**Given request:**
Locate all lines with the word "distance" and copy them out.

** start of Data section **

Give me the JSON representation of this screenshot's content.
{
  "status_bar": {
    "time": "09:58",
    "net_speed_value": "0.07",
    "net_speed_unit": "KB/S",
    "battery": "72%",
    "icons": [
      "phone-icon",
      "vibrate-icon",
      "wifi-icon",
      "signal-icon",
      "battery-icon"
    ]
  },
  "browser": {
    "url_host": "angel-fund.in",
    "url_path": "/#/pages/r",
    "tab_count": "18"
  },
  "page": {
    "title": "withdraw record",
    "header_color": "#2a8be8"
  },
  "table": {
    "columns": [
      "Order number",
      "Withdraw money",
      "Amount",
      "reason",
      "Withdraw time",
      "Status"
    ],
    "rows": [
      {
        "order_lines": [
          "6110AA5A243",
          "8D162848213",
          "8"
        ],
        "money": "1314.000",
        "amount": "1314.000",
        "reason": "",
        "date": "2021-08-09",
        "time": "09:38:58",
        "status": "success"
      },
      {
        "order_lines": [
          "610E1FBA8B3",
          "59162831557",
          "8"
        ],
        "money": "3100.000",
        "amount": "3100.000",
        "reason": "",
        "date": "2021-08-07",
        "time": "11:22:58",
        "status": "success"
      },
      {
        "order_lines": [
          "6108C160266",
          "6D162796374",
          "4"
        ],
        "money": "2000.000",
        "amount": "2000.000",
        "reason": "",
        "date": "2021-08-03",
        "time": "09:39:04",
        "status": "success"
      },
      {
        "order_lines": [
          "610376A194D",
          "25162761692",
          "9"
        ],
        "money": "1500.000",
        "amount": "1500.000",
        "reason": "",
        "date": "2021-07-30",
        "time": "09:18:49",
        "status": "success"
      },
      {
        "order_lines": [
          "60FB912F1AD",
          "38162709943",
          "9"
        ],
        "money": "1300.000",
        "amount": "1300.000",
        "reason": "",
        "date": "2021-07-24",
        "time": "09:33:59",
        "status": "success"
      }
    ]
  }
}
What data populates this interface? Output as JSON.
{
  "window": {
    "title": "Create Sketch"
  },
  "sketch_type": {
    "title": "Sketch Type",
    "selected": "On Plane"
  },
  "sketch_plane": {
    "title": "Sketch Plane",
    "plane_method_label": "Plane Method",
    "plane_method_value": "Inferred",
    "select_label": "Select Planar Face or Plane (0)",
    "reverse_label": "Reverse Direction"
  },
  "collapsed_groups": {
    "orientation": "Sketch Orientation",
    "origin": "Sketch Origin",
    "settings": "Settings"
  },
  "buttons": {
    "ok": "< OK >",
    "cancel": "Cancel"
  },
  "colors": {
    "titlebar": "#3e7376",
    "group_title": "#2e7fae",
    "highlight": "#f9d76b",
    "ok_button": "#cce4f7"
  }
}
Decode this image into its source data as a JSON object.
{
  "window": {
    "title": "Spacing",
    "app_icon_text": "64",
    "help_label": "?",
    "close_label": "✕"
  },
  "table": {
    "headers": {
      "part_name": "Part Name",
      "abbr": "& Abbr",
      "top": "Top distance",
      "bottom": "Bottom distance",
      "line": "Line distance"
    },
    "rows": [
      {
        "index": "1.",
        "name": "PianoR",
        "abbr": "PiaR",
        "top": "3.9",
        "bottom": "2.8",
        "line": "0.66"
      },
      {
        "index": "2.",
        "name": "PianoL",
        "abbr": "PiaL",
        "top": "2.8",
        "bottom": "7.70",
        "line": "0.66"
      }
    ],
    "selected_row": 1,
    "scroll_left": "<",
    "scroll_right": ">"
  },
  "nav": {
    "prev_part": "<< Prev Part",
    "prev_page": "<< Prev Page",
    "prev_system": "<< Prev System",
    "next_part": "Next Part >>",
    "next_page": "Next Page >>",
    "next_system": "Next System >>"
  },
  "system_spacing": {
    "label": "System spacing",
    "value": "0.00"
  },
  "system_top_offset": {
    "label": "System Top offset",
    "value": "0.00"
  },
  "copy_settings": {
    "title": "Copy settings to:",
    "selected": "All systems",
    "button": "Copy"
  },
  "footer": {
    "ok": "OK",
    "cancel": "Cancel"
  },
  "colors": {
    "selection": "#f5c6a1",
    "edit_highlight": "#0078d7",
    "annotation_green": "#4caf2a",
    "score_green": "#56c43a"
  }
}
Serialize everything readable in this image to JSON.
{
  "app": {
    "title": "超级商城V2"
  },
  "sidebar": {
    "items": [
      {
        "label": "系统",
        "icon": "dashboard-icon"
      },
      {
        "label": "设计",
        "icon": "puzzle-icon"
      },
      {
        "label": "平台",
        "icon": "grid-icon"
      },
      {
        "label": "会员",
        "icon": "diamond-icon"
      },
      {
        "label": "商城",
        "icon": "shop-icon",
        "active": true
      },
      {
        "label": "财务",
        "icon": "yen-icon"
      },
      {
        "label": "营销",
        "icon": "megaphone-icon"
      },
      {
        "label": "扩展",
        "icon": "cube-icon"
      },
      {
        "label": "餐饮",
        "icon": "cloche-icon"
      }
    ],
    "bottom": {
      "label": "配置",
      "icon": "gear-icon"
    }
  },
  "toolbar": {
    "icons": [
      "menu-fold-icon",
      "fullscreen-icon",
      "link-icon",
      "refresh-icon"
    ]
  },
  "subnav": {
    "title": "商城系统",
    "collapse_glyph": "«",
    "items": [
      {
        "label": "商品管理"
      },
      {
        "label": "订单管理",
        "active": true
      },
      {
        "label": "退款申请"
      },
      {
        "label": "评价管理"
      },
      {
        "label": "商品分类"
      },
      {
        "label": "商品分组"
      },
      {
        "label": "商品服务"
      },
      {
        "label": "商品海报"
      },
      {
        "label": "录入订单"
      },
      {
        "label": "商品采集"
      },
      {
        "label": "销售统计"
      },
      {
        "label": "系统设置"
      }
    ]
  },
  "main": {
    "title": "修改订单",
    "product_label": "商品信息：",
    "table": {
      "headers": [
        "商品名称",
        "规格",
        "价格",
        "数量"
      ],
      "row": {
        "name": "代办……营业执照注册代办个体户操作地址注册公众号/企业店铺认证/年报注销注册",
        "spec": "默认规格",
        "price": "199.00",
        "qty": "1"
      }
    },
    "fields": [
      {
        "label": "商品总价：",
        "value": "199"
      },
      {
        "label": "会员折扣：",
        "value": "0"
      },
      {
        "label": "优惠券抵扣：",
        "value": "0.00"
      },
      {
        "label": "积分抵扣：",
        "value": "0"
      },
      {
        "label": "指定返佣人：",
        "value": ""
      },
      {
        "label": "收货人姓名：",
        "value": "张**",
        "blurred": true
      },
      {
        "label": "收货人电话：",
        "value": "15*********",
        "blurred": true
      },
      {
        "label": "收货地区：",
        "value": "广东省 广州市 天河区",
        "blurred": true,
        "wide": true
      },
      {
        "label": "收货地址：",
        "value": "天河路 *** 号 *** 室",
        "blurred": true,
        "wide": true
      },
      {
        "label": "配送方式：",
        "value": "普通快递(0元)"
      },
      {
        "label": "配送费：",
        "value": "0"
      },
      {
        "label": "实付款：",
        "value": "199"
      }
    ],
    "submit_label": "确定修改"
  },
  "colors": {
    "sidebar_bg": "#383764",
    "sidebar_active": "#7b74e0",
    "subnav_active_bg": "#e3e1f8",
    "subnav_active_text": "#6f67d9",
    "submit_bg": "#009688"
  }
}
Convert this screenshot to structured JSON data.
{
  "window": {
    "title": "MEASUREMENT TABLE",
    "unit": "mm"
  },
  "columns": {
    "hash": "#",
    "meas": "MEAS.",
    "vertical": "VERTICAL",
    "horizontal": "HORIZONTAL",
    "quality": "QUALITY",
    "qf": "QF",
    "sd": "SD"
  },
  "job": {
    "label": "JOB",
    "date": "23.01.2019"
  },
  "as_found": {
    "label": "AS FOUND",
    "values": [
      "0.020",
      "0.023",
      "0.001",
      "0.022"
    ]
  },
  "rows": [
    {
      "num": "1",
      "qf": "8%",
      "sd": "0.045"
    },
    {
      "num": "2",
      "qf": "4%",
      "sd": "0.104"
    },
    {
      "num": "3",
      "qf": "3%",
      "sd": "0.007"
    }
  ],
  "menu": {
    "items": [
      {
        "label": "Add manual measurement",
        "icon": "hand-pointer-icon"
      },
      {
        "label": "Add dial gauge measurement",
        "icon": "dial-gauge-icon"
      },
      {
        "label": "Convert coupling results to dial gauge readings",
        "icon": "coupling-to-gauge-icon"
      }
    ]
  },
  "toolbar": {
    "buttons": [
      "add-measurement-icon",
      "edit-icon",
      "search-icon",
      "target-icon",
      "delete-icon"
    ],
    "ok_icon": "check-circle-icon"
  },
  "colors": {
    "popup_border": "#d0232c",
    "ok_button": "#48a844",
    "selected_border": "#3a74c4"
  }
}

** end of Data section **

**Solution:**
      "top": "Top distance",
      "bottom": "Bottom distance",
      "line": "Line distance"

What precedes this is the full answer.